====== SUPPLIED INFORMATION ======
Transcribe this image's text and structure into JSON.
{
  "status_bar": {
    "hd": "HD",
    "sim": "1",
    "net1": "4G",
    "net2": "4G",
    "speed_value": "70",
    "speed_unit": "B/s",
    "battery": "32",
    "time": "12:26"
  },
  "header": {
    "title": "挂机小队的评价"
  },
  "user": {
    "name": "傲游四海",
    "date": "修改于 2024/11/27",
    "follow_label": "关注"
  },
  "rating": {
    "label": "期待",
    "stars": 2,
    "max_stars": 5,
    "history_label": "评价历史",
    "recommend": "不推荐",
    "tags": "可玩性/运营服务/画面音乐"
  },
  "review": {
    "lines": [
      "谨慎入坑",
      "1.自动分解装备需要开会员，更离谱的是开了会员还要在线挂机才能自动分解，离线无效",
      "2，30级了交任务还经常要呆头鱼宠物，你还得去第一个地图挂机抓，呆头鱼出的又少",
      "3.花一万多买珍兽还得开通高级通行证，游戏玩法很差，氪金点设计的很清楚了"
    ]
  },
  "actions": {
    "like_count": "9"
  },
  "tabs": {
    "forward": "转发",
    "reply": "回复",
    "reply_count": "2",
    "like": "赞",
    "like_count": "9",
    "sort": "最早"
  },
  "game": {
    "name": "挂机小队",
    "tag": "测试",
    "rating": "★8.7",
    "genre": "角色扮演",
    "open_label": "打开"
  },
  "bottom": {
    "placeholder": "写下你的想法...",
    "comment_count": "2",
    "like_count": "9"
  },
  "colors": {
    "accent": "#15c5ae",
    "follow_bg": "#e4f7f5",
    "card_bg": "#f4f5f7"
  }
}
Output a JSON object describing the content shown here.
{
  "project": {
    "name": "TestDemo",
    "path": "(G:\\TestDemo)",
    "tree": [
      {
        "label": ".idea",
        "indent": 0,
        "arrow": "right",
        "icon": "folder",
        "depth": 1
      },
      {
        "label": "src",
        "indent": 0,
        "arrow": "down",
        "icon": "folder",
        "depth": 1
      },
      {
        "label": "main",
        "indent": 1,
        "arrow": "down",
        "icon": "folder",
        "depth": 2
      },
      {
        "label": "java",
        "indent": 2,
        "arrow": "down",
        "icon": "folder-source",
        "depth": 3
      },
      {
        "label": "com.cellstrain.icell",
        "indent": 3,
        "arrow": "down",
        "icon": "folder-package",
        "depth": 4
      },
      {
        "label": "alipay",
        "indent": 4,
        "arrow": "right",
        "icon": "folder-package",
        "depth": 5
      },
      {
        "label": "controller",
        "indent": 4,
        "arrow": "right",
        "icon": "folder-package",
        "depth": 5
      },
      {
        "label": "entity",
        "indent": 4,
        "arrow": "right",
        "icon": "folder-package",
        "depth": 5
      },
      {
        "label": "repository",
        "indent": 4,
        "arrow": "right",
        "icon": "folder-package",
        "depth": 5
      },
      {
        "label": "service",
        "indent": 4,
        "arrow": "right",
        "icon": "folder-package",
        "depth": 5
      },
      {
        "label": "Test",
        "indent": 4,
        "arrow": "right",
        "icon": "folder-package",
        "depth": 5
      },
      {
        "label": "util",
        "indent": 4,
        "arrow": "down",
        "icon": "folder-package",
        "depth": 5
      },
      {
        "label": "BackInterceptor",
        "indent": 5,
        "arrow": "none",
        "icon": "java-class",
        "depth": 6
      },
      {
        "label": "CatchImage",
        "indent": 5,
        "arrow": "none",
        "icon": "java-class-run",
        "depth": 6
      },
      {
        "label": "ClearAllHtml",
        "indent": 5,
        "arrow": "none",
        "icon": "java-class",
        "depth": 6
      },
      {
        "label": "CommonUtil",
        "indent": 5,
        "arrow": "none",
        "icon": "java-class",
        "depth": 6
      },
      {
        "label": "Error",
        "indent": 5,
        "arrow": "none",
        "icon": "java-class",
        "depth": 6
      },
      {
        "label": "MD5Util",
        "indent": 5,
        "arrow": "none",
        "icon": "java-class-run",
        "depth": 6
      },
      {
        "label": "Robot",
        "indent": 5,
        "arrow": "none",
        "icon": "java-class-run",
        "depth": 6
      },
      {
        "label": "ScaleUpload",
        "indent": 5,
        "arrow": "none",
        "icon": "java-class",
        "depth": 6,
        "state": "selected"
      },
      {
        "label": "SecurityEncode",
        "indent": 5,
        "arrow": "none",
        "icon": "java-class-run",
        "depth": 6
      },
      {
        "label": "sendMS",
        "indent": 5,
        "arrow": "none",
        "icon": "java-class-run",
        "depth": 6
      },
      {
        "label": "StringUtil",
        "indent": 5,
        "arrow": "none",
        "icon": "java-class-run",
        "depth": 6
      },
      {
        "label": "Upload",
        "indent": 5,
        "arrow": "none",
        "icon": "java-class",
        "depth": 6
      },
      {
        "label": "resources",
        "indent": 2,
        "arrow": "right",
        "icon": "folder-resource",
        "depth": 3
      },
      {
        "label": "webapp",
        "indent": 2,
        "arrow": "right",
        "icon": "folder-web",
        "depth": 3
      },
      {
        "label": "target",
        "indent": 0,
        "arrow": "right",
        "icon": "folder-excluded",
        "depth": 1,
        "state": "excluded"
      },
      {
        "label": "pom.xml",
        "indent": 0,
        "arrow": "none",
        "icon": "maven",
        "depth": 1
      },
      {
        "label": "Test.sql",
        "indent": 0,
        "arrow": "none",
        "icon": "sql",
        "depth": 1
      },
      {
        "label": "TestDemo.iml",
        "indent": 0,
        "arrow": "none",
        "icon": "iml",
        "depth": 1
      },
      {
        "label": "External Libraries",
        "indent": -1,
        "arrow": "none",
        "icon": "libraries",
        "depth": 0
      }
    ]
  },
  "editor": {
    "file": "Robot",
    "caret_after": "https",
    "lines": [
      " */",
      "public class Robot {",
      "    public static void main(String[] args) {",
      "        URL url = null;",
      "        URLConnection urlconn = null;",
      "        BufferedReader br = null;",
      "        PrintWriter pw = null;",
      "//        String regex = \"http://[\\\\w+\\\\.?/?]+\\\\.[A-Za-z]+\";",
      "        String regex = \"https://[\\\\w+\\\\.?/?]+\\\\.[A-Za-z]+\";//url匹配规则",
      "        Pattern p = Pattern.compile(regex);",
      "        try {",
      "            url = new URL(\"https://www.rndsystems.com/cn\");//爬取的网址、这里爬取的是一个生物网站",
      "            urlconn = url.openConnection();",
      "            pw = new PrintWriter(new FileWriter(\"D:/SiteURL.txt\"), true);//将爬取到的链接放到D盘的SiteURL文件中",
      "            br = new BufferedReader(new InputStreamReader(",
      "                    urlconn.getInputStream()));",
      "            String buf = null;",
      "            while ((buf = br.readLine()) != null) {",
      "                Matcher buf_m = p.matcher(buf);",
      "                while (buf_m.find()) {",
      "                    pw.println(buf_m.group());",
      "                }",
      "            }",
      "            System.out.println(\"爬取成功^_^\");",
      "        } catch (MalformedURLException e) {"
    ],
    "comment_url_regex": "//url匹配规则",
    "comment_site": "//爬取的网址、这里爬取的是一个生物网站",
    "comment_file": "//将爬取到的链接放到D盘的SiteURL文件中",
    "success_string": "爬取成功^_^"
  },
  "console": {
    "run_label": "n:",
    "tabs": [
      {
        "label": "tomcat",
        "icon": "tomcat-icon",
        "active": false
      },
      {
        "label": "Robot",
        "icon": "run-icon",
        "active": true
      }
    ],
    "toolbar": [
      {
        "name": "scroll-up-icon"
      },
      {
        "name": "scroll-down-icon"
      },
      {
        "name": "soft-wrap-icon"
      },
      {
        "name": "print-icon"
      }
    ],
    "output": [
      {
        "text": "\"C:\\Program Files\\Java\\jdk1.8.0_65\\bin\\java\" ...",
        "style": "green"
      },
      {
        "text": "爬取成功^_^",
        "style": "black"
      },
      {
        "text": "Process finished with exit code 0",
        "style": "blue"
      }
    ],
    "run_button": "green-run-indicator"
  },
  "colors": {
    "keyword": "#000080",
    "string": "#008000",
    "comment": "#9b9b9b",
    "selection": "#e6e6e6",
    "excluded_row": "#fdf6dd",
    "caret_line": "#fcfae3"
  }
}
======
THE TASK ::
Identify every line above that includes the word "name", and show those lines.

OUTPUT OF THE TASK ::
    "name": "傲游四海",
    "name": "挂机小队",
    "name": "TestDemo",
        "name": "scroll-up-icon"
        "name": "scroll-down-icon"
        "name": "soft-wrap-icon"
        "name": "print-icon"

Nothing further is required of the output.